→ EXERCISE AIM: Find every line of the listing below where "herself" appears, and copy it.

→ DATASET CONTENT:
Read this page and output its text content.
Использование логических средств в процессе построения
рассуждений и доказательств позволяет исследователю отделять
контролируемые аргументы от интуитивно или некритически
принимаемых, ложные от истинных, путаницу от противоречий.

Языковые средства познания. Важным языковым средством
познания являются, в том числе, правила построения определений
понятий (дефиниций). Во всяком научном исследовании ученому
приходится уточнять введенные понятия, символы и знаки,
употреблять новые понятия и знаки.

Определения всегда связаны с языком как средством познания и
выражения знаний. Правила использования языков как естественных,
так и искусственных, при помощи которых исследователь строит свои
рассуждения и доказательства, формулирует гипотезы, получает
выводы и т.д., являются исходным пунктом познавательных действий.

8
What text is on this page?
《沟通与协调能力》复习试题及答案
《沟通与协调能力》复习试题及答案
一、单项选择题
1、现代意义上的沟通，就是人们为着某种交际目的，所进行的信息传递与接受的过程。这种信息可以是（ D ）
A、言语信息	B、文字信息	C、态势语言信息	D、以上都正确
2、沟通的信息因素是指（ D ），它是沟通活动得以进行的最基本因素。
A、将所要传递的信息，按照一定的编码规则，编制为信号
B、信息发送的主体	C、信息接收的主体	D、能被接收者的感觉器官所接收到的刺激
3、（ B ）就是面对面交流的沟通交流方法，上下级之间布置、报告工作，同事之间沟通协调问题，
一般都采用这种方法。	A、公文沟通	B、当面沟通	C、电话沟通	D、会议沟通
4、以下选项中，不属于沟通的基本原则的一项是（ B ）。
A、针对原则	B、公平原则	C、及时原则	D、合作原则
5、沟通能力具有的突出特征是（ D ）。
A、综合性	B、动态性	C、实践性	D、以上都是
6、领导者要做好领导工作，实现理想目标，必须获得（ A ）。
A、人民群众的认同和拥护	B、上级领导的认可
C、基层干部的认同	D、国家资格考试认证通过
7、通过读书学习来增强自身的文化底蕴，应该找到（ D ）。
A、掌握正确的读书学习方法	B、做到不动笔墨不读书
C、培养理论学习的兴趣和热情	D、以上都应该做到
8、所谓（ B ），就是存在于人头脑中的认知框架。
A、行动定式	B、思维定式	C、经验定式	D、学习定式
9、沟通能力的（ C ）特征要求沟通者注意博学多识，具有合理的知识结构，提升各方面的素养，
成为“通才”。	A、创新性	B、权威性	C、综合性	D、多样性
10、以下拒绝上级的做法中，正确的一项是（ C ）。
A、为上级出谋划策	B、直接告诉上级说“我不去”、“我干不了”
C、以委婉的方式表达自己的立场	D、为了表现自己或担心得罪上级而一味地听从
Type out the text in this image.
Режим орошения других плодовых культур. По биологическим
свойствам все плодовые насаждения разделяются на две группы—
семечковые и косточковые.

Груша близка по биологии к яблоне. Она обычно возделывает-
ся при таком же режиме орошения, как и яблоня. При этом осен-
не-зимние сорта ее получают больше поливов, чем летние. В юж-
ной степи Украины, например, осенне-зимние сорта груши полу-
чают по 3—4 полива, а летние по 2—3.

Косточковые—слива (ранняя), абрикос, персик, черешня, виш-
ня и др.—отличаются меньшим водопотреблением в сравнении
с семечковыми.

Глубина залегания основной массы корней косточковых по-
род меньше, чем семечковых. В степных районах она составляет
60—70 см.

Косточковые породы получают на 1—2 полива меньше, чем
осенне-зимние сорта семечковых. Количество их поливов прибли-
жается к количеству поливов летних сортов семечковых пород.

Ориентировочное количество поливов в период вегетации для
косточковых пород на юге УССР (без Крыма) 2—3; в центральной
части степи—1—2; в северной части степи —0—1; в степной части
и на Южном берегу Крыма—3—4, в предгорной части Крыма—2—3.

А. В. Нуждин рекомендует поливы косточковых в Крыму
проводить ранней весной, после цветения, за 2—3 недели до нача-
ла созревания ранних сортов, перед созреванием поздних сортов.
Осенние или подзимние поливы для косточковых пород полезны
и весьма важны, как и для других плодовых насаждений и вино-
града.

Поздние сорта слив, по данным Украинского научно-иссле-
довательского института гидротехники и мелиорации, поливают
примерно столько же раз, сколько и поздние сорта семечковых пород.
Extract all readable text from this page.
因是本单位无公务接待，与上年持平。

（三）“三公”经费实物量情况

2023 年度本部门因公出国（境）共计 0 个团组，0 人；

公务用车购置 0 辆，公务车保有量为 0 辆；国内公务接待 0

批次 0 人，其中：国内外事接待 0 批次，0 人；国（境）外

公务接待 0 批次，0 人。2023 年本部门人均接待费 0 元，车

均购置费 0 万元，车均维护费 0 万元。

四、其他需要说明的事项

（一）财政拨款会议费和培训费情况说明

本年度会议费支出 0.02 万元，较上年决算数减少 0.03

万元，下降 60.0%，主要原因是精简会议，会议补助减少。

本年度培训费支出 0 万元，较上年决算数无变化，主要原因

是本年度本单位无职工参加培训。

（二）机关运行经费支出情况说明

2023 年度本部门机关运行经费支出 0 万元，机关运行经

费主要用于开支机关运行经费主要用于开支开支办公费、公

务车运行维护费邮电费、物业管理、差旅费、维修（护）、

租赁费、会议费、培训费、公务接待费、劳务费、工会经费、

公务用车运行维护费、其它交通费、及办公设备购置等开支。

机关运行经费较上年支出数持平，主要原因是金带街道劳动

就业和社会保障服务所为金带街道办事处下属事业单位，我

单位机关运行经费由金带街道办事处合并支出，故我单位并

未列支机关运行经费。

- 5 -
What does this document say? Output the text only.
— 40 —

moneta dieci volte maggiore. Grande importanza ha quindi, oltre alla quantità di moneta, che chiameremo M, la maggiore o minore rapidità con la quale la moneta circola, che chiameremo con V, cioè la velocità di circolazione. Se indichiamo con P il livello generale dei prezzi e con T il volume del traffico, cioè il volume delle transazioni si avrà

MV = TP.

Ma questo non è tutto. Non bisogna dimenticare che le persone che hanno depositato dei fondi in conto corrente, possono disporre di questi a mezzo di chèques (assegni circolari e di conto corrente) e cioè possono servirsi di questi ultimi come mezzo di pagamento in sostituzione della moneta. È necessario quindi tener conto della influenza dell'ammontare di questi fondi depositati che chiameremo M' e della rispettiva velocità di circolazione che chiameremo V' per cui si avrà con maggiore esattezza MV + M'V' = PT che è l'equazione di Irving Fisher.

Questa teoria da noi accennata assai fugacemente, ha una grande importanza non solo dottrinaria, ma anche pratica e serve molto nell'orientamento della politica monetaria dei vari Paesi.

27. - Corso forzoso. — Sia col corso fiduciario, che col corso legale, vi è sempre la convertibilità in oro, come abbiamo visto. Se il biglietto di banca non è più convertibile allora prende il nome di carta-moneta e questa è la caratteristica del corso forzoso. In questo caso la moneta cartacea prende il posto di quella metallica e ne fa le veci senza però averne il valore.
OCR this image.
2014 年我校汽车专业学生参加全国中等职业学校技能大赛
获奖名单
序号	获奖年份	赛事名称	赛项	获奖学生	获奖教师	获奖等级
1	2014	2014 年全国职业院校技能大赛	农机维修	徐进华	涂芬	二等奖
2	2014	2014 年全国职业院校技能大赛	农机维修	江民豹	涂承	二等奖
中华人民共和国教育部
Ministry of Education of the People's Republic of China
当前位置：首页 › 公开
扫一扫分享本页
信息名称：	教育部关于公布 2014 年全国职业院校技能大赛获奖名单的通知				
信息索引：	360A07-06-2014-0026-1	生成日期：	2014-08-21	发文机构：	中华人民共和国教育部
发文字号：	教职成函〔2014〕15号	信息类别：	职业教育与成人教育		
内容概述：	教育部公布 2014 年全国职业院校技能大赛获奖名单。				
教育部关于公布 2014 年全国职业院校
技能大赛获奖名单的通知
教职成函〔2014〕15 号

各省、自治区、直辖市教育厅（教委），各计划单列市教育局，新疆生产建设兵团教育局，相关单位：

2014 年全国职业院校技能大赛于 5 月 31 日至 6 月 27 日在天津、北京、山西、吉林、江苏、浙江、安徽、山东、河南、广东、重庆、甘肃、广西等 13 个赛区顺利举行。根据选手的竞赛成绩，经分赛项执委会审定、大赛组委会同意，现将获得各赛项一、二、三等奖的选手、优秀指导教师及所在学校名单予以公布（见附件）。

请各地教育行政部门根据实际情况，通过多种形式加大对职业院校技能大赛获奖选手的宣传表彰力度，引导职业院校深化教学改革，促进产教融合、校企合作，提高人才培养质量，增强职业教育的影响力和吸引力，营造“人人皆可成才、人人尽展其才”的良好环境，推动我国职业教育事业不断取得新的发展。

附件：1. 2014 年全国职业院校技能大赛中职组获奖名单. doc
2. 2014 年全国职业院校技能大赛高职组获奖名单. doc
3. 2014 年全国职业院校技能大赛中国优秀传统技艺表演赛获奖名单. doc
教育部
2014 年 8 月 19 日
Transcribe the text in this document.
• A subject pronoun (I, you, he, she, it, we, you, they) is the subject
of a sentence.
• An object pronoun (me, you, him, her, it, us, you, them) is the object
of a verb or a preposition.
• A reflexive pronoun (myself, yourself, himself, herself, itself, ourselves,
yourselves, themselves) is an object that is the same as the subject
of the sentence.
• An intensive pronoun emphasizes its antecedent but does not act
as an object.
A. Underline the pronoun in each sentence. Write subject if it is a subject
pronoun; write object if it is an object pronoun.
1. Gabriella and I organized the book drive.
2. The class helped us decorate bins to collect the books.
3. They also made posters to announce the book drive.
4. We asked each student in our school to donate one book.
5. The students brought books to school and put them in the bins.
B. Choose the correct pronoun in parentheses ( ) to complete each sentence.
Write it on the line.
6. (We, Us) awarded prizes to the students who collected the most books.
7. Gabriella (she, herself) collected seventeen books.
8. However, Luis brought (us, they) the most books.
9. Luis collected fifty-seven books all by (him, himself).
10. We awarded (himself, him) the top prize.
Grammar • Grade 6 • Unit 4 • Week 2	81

→ EXERCISE RESULT:
• A reflexive pronoun (myself, yourself, himself, herself, itself, ourselves,
7. Gabriella (she, herself) collected seventeen books.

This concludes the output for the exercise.